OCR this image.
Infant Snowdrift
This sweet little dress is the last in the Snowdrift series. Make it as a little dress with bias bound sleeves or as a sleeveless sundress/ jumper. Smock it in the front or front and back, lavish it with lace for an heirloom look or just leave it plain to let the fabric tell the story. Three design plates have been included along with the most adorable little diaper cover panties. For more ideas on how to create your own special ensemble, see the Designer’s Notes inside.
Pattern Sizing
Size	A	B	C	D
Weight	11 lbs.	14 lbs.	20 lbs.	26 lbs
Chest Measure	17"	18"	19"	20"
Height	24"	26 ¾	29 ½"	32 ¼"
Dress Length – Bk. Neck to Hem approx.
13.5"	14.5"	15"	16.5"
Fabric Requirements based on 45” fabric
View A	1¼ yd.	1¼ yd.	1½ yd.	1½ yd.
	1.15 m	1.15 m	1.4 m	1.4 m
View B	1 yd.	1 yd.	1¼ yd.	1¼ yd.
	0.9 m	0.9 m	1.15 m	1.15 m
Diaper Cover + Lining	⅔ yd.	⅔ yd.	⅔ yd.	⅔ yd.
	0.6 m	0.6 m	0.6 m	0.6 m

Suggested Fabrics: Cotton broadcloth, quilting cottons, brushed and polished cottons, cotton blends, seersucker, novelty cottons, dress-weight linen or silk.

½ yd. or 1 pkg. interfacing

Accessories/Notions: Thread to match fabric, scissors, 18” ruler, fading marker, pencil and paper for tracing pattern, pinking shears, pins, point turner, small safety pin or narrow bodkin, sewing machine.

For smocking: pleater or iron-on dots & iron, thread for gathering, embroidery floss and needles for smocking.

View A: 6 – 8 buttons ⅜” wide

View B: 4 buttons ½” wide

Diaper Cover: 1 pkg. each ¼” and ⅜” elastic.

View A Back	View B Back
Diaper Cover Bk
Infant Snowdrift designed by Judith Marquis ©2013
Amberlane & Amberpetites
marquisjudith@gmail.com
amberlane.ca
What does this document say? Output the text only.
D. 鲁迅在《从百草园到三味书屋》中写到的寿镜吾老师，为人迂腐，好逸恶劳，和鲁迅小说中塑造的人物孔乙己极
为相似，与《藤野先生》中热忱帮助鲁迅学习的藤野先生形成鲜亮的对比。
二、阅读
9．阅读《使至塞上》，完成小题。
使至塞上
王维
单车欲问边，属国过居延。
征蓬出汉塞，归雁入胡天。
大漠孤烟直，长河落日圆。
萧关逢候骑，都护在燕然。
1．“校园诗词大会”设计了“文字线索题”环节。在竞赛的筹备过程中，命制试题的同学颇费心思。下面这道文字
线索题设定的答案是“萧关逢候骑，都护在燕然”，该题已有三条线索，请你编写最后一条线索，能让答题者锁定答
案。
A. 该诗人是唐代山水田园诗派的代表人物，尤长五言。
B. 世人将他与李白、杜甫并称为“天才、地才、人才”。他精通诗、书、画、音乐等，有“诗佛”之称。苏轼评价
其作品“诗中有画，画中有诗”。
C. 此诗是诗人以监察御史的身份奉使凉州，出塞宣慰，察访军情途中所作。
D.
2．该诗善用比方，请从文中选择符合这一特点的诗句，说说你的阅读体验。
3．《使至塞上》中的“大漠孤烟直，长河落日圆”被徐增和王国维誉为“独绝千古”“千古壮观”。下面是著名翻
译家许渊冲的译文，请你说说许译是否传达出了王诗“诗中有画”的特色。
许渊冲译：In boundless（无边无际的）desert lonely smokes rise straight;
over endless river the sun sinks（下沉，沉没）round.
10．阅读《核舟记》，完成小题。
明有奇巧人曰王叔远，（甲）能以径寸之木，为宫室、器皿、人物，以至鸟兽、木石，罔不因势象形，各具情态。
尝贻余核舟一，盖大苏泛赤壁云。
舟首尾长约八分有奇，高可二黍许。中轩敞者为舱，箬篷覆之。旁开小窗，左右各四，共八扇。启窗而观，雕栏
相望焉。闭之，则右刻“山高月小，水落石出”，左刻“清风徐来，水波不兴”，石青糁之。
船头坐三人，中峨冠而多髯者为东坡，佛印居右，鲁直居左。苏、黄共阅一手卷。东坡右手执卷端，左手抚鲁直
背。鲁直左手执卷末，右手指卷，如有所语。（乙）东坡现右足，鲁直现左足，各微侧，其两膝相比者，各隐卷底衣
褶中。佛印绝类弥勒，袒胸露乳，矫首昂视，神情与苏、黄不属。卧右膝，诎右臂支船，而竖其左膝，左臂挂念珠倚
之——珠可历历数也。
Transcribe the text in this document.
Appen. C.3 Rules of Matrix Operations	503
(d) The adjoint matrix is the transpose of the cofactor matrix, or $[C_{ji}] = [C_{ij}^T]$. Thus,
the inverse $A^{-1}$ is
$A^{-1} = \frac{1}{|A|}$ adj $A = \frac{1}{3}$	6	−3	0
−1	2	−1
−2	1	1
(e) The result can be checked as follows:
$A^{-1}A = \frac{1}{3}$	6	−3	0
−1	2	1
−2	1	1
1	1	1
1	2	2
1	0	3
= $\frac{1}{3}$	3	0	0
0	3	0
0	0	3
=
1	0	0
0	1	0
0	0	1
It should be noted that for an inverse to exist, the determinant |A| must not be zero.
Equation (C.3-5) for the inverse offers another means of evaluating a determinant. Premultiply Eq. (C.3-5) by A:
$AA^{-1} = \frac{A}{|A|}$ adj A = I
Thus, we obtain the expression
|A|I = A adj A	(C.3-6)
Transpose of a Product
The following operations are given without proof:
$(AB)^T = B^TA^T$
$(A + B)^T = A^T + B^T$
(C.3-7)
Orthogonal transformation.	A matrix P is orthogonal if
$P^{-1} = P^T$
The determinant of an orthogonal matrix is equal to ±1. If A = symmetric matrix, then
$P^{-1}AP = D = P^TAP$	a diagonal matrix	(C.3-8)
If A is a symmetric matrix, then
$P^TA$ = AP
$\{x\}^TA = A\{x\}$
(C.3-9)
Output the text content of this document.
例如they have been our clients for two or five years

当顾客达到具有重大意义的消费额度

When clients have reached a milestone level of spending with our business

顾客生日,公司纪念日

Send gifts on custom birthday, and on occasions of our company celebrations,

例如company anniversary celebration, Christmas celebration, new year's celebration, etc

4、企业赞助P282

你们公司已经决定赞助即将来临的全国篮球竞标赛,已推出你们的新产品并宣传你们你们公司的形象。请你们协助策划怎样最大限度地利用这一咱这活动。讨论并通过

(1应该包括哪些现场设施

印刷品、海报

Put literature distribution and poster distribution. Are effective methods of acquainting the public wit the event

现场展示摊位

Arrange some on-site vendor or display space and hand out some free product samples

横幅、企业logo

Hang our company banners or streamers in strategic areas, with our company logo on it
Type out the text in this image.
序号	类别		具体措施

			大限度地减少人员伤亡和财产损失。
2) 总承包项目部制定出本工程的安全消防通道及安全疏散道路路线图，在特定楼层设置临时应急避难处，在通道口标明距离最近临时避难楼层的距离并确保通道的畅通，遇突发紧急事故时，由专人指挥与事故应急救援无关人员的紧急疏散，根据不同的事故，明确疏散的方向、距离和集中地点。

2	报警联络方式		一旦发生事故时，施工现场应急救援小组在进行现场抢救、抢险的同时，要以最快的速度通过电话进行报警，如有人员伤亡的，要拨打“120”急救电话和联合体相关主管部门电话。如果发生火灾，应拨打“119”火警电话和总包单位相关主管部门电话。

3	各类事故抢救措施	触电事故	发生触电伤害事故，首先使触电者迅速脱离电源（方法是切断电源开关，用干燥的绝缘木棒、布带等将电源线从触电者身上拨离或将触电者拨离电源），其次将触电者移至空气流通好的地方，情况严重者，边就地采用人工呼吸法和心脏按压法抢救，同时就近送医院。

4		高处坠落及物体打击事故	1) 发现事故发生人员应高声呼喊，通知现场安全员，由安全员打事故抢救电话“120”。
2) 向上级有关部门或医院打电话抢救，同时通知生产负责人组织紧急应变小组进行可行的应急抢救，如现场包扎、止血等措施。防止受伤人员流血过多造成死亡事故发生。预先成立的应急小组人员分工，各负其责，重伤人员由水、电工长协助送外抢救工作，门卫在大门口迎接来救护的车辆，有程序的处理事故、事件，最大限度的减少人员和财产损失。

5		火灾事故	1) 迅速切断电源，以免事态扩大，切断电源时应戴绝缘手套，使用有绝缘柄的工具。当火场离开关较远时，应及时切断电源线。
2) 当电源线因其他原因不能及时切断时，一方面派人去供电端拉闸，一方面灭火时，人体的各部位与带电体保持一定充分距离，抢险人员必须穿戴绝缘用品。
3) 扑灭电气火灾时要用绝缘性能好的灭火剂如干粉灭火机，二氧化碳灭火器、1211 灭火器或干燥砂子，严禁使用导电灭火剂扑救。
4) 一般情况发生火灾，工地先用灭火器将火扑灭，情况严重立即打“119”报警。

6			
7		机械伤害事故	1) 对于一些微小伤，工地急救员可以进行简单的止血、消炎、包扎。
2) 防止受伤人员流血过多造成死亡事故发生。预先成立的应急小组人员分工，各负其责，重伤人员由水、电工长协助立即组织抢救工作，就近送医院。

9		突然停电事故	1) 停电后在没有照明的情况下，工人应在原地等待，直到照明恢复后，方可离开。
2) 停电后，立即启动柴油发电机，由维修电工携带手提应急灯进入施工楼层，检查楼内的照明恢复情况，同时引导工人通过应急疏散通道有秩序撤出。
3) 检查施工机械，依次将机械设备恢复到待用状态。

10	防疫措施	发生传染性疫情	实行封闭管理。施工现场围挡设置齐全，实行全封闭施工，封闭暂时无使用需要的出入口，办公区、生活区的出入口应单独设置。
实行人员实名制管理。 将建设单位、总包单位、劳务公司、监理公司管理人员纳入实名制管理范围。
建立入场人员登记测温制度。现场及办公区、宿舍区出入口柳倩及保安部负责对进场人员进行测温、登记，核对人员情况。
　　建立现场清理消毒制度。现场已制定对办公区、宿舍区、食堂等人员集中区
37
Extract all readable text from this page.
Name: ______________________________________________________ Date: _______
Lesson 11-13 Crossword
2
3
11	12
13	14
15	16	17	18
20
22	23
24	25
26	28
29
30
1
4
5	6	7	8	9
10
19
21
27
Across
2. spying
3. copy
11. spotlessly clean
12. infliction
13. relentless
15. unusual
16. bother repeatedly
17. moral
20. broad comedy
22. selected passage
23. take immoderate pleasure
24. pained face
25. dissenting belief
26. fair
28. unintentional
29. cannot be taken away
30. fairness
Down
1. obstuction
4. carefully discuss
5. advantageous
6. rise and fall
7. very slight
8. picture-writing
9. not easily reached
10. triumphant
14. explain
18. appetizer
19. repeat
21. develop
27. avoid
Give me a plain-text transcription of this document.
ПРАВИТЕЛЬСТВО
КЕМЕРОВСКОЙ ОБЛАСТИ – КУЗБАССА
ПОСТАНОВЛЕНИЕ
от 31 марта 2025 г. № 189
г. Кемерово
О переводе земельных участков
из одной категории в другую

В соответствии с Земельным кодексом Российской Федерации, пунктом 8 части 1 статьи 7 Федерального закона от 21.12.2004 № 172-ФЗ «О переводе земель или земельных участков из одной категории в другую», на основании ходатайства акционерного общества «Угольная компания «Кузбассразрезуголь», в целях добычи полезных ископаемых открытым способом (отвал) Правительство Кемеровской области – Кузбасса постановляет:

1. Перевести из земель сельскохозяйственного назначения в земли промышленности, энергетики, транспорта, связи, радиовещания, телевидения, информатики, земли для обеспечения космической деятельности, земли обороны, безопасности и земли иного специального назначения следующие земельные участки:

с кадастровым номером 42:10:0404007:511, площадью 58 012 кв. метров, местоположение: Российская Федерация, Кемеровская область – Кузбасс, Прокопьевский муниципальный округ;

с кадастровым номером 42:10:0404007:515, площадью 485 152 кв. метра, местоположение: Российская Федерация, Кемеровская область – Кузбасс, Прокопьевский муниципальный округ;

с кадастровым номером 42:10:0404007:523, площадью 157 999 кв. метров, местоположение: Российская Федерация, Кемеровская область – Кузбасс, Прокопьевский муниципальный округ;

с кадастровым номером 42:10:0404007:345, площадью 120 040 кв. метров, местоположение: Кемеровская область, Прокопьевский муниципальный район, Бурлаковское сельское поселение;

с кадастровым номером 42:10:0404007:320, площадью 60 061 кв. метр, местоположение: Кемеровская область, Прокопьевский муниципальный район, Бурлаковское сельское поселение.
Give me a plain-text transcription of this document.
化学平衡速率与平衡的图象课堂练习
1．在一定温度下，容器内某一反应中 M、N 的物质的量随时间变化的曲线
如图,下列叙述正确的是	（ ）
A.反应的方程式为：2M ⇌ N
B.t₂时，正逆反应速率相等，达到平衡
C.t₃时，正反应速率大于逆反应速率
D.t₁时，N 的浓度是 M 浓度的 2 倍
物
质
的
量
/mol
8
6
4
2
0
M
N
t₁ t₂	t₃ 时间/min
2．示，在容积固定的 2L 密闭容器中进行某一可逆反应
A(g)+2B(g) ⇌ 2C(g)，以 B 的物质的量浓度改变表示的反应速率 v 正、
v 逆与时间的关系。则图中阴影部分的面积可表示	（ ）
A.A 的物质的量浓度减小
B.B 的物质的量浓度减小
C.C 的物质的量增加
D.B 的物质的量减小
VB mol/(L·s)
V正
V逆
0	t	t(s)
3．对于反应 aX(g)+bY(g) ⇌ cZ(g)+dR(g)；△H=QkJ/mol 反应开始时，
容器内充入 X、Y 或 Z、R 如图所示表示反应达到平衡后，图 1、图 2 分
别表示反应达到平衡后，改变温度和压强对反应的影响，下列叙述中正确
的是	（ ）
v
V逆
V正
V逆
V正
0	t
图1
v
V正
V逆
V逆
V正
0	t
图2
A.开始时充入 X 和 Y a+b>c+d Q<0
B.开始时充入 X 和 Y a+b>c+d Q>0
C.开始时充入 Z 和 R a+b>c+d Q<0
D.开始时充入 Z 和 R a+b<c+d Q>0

### INSTRUCTION
In the entries above, some lines may contain the string "View"; report how many, without additional comment.

### RESPONSE
5